═════ Bagian Dokumen ═════

Lihat ke Halaman Asli

Reza Syahrefi

Mahasiswa Universitas Airlangga

Optimisasi Pengurangan Sampah Plastik Melalui Penerapan EPR (Extended Producer Responsibility)

Diperbarui: 16 Desember 2023   21:23

Kompasiana adalah platform blog. Konten ini menjadi tanggung jawab bloger dan tidak mewakili pandangan redaksi Kompas.

Nature. Sumber ilustrasi: Unsplash

Masalah sampah plastik telah menjadi tantangan global yang semakin mendesak, serta menciptakan dampak serius terhadap lingkungan dan keberlanjutan planet. Menurut perkiraan World Economic Forum, jumlah sampah plastik yang masuk ke lautan diperkirakan akan mencapai 120 juta ton di tahun 2050. Dengan peningkatan jumlah sampah ini, kita dapat merasakan dampak yang serius, seperti pencemaran dan kerusakan ekosistem laut, kepunahan spesies biota laut, dan juga kerusakan laut secara keseluruhan.
Di tengah kompleksitas tantangan ini, konsep Extended Producer Responsibility (EPR) kemudian muncul sebagai konsep yang memiliki potensi besar untuk mengurangi dampak negatif sampah plastik. EPR menegaskan prinsip di mana produsen memiliki tanggung jawab penuh atas siklus hidup produk beserta kemasan yang mereka produksi, termasuk limbah sampah yang kemudian akan dihasilkan dari produk tersebut. Sebagai jawaban terhadap krisis sampah plastik yang semakin memburuk, EPR kemudian juga menjadi relevan dalam konteks mencapai Sustainable Development Goals (SDG), terutama SDG Poin 9 yang menitikberatkan pada infrastruktur, industrialisasi inklusif, dan inovasi. EPR selain menjadi pionir dalam pengurangan sampah, juga sebagai penjamin keberlangsungan pembangunan yang berjangka panjang.

═════ Data Tersimpan ═════

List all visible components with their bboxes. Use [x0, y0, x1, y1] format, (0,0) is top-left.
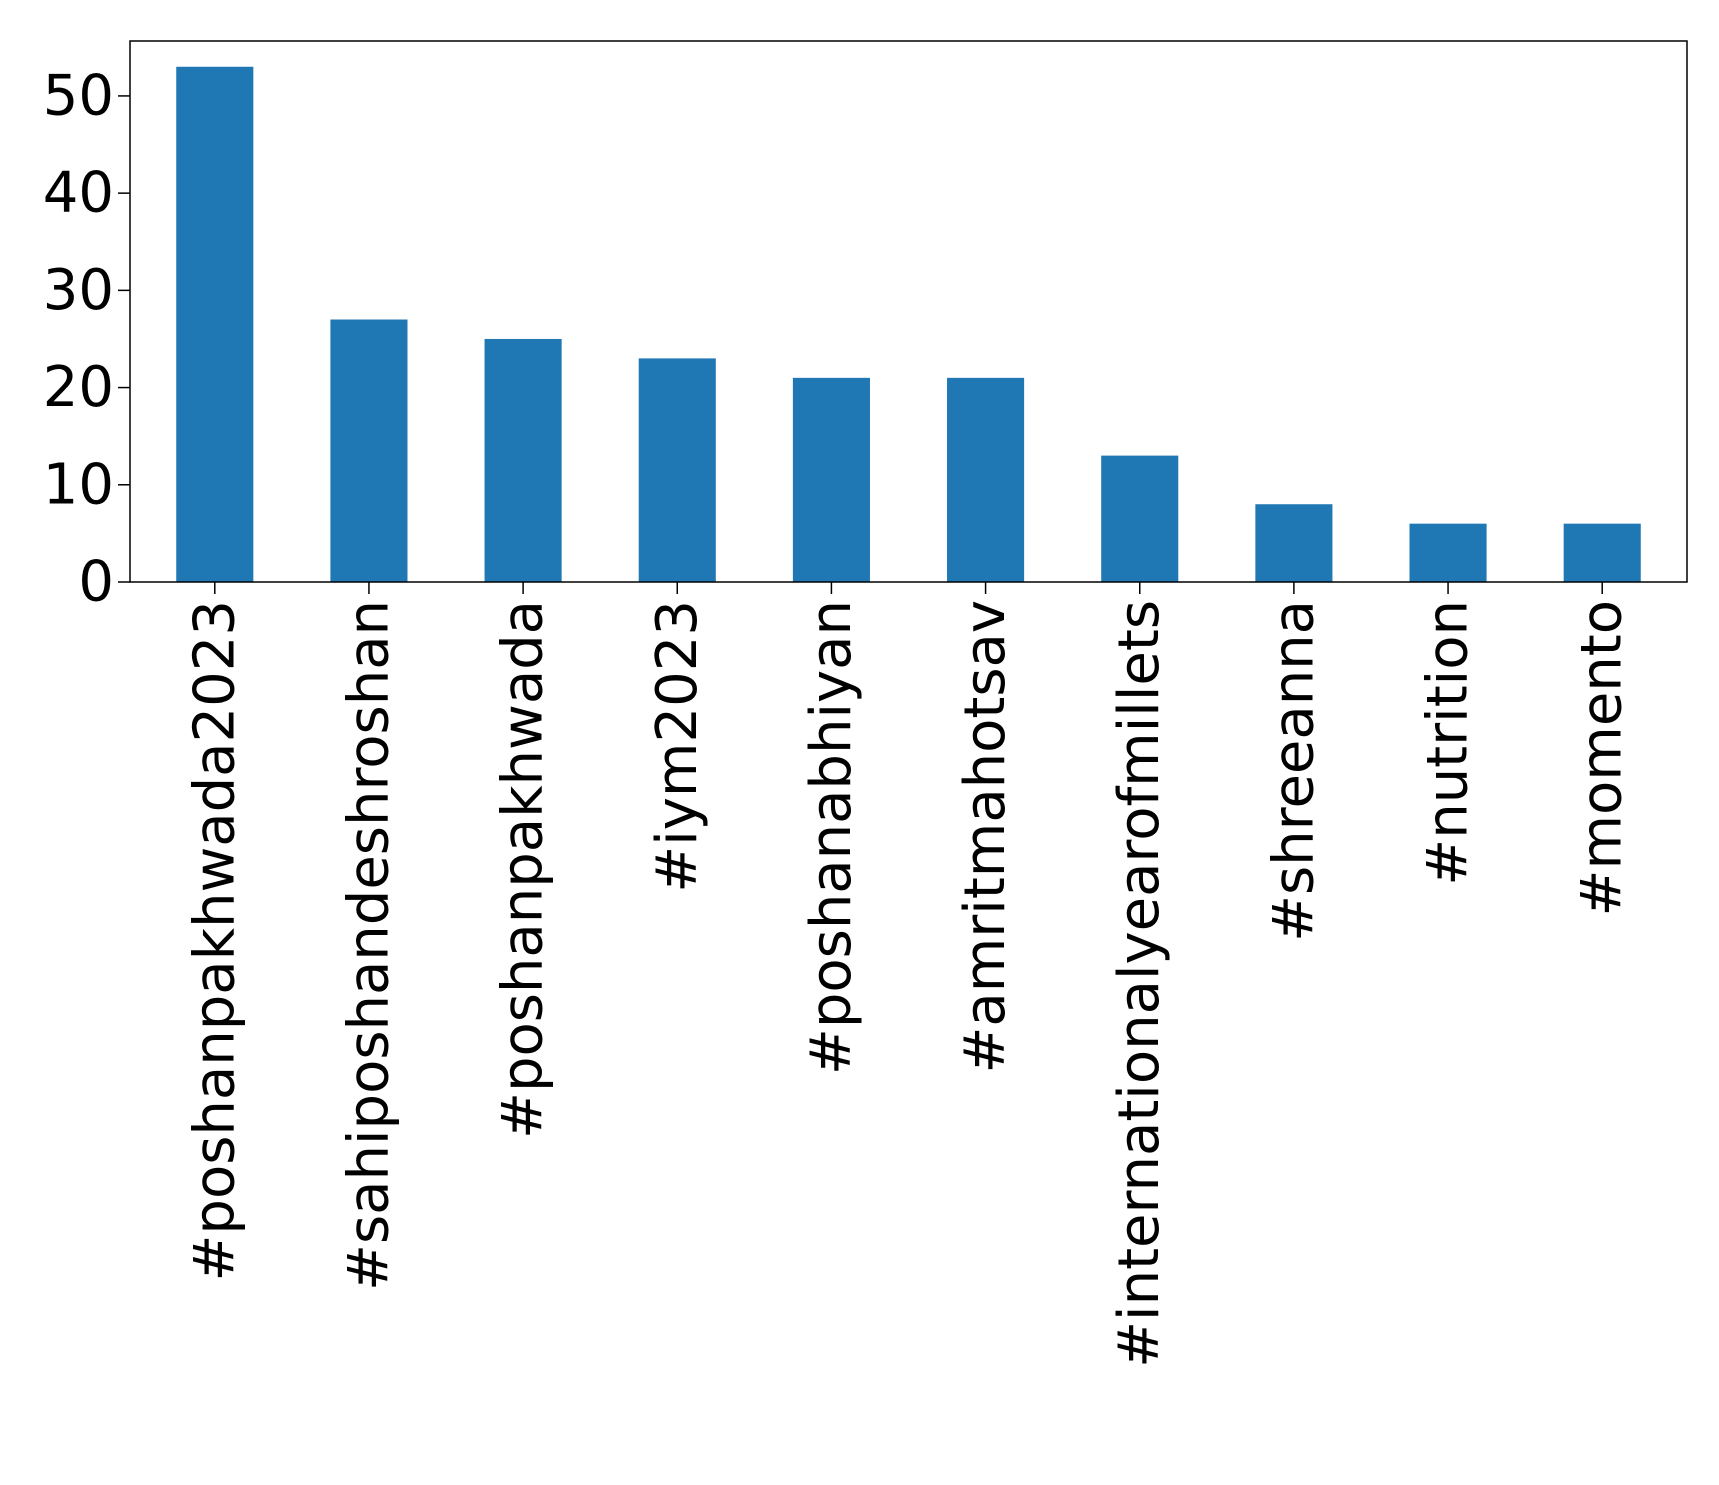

═════

▶ _Soal Latihan A_
Ketik ulang bagian artikel tentang sampah plastik dari "Lihat ke Halaman" sampai "(Extended Producer Responsibility)", termasuk kedua ujungnya.
▶ _Soal Latihan B_
Menurut artikel tentang sampah plastik, apa saja hal yang menjadi titik berat SDG Poin 9?

▶ _Jawaban Benar A_
Lihat ke Halaman Asli

Reza Syahrefi

Mahasiswa Universitas Airlangga

Optimisasi Pengurangan Sampah Plastik Melalui Penerapan EPR (Extended Producer Responsibility)

▶ _Jawaban Benar B_
Infrastruktur, industrialisasi inklusif, dan inovasi.